▶ [Records]:

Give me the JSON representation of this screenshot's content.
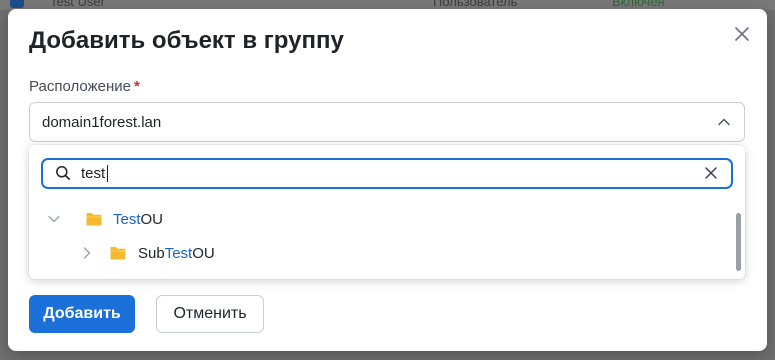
{
  "background_row": {
    "name": "Test User",
    "role": "Пользователь",
    "status": "Включен"
  },
  "modal": {
    "title": "Добавить объект в группу",
    "location_label": "Расположение",
    "required_mark": "*",
    "location_value": "domain1forest.lan",
    "search_value": "test",
    "tree": [
      {
        "level": 0,
        "expanded": true,
        "prefix": "",
        "match": "Test",
        "suffix": "OU",
        "icon": "folder-icon"
      },
      {
        "level": 1,
        "expanded": false,
        "prefix": "Sub",
        "match": "Test",
        "suffix": "OU",
        "icon": "folder-icon"
      }
    ],
    "add_label": "Добавить",
    "cancel_label": "Отменить"
  },
  "colors": {
    "primary": "#1a6fd8",
    "highlight": "#1a64c8",
    "folder": "#f5b82e",
    "required": "#d92b2b"
  }
}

▶ [What you have to do]: Nothing in the entries above should change when they are printed again, except that the pictures are dropped.

▶ [Result of the exercise]:
Give me the JSON representation of this screenshot's content.
{
  "background_row": {
    "name": "Test User",
    "role": "Пользователь",
    "status": "Включен"
  },
  "modal": {
    "title": "Добавить объект в группу",
    "location_label": "Расположение",
    "required_mark": "*",
    "location_value": "domain1forest.lan",
    "search_value": "test",
    "tree": [
      {
        "level": 0,
        "expanded": true,
        "prefix": "",
        "match": "Test",
        "suffix": "OU",
        "icon": "folder-icon"
      },
      {
        "level": 1,
        "expanded": false,
        "prefix": "Sub",
        "match": "Test",
        "suffix": "OU",
        "icon": "folder-icon"
      }
    ],
    "add_label": "Добавить",
    "cancel_label": "Отменить"
  },
  "colors": {
    "primary": "#1a6fd8",
    "highlight": "#1a64c8",
    "folder": "#f5b82e",
    "required": "#d92b2b"
  }
}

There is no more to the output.